== PROBLEM TO SOLVE ==
The records below are to be repeated in full, exactly as they are.

(Entries with figure data)

***

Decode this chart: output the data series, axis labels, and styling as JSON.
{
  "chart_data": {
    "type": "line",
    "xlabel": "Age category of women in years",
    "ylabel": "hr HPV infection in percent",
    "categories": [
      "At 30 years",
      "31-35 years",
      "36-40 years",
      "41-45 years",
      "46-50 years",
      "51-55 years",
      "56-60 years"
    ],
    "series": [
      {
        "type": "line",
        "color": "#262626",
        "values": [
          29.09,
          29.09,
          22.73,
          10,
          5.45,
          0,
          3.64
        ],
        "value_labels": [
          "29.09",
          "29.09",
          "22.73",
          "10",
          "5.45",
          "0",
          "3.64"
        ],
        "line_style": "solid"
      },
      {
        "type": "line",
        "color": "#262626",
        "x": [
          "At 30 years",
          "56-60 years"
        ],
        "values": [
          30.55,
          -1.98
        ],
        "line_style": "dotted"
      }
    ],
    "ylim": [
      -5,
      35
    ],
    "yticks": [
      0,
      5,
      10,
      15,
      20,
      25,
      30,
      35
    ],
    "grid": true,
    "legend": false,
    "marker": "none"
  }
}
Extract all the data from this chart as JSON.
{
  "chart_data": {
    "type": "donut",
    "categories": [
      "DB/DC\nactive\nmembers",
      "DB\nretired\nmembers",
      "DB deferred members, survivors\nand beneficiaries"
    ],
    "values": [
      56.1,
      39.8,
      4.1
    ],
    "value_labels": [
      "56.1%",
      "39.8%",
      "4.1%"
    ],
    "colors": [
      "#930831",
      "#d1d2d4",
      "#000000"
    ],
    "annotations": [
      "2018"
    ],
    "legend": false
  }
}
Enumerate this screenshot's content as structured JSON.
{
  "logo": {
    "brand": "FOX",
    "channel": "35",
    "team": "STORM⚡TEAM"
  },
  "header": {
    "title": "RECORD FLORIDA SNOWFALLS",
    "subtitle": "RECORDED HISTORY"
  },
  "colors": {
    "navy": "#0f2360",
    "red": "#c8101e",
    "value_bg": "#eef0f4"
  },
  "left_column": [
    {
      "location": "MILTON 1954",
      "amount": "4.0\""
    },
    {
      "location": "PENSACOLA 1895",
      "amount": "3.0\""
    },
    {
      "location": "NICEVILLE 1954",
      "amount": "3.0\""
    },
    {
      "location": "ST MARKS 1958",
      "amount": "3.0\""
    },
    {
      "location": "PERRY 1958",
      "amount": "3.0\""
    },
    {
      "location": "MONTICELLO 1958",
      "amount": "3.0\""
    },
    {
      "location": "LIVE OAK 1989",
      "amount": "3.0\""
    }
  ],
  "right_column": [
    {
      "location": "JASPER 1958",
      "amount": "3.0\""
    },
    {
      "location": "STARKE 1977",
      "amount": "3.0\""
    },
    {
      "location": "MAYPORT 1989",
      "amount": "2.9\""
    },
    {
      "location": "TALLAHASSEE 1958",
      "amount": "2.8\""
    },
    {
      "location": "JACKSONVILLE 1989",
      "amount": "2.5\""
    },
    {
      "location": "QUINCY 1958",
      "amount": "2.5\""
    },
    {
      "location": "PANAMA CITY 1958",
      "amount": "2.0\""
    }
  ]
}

***

== SOLUTION FOR THIS EXERCISE ==
Decode this chart: output the data series, axis labels, and styling as JSON.
{
  "chart_data": {
    "type": "line",
    "xlabel": "Age category of women in years",
    "ylabel": "hr HPV infection in percent",
    "categories": [
      "At 30 years",
      "31-35 years",
      "36-40 years",
      "41-45 years",
      "46-50 years",
      "51-55 years",
      "56-60 years"
    ],
    "series": [
      {
        "type": "line",
        "color": "#262626",
        "values": [
          29.09,
          29.09,
          22.73,
          10,
          5.45,
          0,
          3.64
        ],
        "value_labels": [
          "29.09",
          "29.09",
          "22.73",
          "10",
          "5.45",
          "0",
          "3.64"
        ],
        "line_style": "solid"
      },
      {
        "type": "line",
        "color": "#262626",
        "x": [
          "At 30 years",
          "56-60 years"
        ],
        "values": [
          30.55,
          -1.98
        ],
        "line_style": "dotted"
      }
    ],
    "ylim": [
      -5,
      35
    ],
    "yticks": [
      0,
      5,
      10,
      15,
      20,
      25,
      30,
      35
    ],
    "grid": true,
    "legend": false,
    "marker": "none"
  }
}
Extract all the data from this chart as JSON.
{
  "chart_data": {
    "type": "donut",
    "categories": [
      "DB/DC\nactive\nmembers",
      "DB\nretired\nmembers",
      "DB deferred members, survivors\nand beneficiaries"
    ],
    "values": [
      56.1,
      39.8,
      4.1
    ],
    "value_labels": [
      "56.1%",
      "39.8%",
      "4.1%"
    ],
    "colors": [
      "#930831",
      "#d1d2d4",
      "#000000"
    ],
    "annotations": [
      "2018"
    ],
    "legend": false
  }
}
Enumerate this screenshot's content as structured JSON.
{
  "logo": {
    "brand": "FOX",
    "channel": "35",
    "team": "STORM⚡TEAM"
  },
  "header": {
    "title": "RECORD FLORIDA SNOWFALLS",
    "subtitle": "RECORDED HISTORY"
  },
  "colors": {
    "navy": "#0f2360",
    "red": "#c8101e",
    "value_bg": "#eef0f4"
  },
  "left_column": [
    {
      "location": "MILTON 1954",
      "amount": "4.0\""
    },
    {
      "location": "PENSACOLA 1895",
      "amount": "3.0\""
    },
    {
      "location": "NICEVILLE 1954",
      "amount": "3.0\""
    },
    {
      "location": "ST MARKS 1958",
      "amount": "3.0\""
    },
    {
      "location": "PERRY 1958",
      "amount": "3.0\""
    },
    {
      "location": "MONTICELLO 1958",
      "amount": "3.0\""
    },
    {
      "location": "LIVE OAK 1989",
      "amount": "3.0\""
    }
  ],
  "right_column": [
    {
      "location": "JASPER 1958",
      "amount": "3.0\""
    },
    {
      "location": "STARKE 1977",
      "amount": "3.0\""
    },
    {
      "location": "MAYPORT 1989",
      "amount": "2.9\""
    },
    {
      "location": "TALLAHASSEE 1958",
      "amount": "2.8\""
    },
    {
      "location": "JACKSONVILLE 1989",
      "amount": "2.5\""
    },
    {
      "location": "QUINCY 1958",
      "amount": "2.5\""
    },
    {
      "location": "PANAMA CITY 1958",
      "amount": "2.0\""
    }
  ]
}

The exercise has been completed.